§ REQUIREMENT:
Every entry must be given again exactly.

──────── DATA FOR THIS TASK ────────

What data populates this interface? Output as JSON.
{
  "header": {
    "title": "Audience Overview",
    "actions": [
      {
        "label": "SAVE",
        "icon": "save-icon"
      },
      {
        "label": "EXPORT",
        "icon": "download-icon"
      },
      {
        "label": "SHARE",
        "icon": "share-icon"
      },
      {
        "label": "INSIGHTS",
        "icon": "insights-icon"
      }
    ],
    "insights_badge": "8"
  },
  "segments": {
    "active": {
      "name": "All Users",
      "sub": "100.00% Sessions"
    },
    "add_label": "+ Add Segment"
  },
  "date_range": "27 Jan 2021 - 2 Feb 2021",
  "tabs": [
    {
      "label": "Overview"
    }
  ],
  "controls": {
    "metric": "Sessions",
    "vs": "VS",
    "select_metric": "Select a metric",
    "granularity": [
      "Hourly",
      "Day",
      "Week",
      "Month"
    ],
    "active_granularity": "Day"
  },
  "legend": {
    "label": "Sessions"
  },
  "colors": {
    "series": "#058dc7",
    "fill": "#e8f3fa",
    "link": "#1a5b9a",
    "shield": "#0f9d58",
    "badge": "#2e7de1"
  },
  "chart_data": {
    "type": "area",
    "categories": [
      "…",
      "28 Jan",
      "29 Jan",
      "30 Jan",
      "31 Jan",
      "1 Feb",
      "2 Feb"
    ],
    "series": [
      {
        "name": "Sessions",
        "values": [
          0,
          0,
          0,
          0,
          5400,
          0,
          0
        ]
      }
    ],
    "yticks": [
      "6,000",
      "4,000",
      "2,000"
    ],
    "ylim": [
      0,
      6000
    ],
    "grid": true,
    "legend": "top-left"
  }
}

────────

§ WORKED SOLUTION:
What data populates this interface? Output as JSON.
{
  "header": {
    "title": "Audience Overview",
    "actions": [
      {
        "label": "SAVE",
        "icon": "save-icon"
      },
      {
        "label": "EXPORT",
        "icon": "download-icon"
      },
      {
        "label": "SHARE",
        "icon": "share-icon"
      },
      {
        "label": "INSIGHTS",
        "icon": "insights-icon"
      }
    ],
    "insights_badge": "8"
  },
  "segments": {
    "active": {
      "name": "All Users",
      "sub": "100.00% Sessions"
    },
    "add_label": "+ Add Segment"
  },
  "date_range": "27 Jan 2021 - 2 Feb 2021",
  "tabs": [
    {
      "label": "Overview"
    }
  ],
  "controls": {
    "metric": "Sessions",
    "vs": "VS",
    "select_metric": "Select a metric",
    "granularity": [
      "Hourly",
      "Day",
      "Week",
      "Month"
    ],
    "active_granularity": "Day"
  },
  "legend": {
    "label": "Sessions"
  },
  "colors": {
    "series": "#058dc7",
    "fill": "#e8f3fa",
    "link": "#1a5b9a",
    "shield": "#0f9d58",
    "badge": "#2e7de1"
  },
  "chart_data": {
    "type": "area",
    "categories": [
      "…",
      "28 Jan",
      "29 Jan",
      "30 Jan",
      "31 Jan",
      "1 Feb",
      "2 Feb"
    ],
    "series": [
      {
        "name": "Sessions",
        "values": [
          0,
          0,
          0,
          0,
          5400,
          0,
          0
        ]
      }
    ],
    "yticks": [
      "6,000",
      "4,000",
      "2,000"
    ],
    "ylim": [
      0,
      6000
    ],
    "grid": true,
    "legend": "top-left"
  }
}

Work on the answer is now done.